● **Goal**
Copy the data exactly as it appears, and do not include any pictures.

● **Data records**

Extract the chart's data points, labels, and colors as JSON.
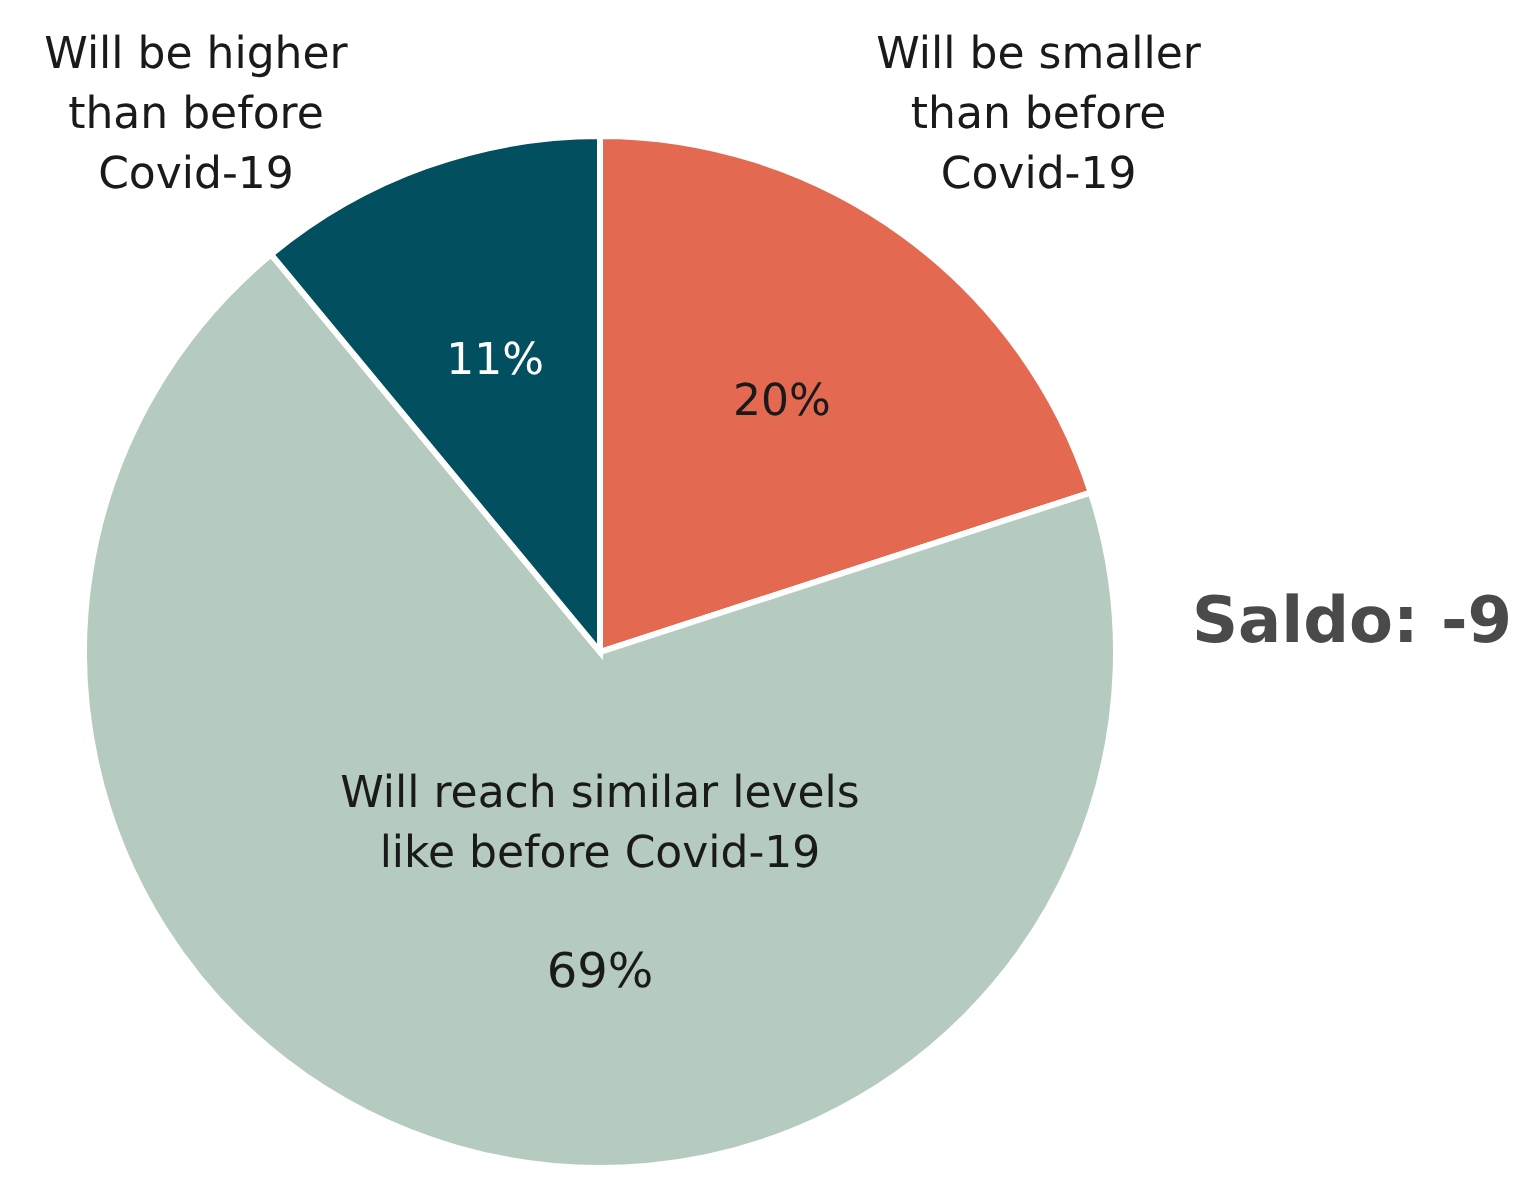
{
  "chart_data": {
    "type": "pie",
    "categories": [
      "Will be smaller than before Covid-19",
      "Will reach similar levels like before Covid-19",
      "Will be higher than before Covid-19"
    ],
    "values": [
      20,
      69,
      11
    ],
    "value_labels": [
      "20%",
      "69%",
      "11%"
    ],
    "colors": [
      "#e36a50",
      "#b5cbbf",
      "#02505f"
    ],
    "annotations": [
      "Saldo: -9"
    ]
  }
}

● **Answer for this exercise**
Extract the chart's data points, labels, and colors as JSON.
{
  "chart_data": {
    "type": "pie",
    "categories": [
      "Will be smaller than before Covid-19",
      "Will reach similar levels like before Covid-19",
      "Will be higher than before Covid-19"
    ],
    "values": [
      20,
      69,
      11
    ],
    "value_labels": [
      "20%",
      "69%",
      "11%"
    ],
    "colors": [
      "#e36a50",
      "#b5cbbf",
      "#02505f"
    ],
    "annotations": [
      "Saldo: -9"
    ]
  }
}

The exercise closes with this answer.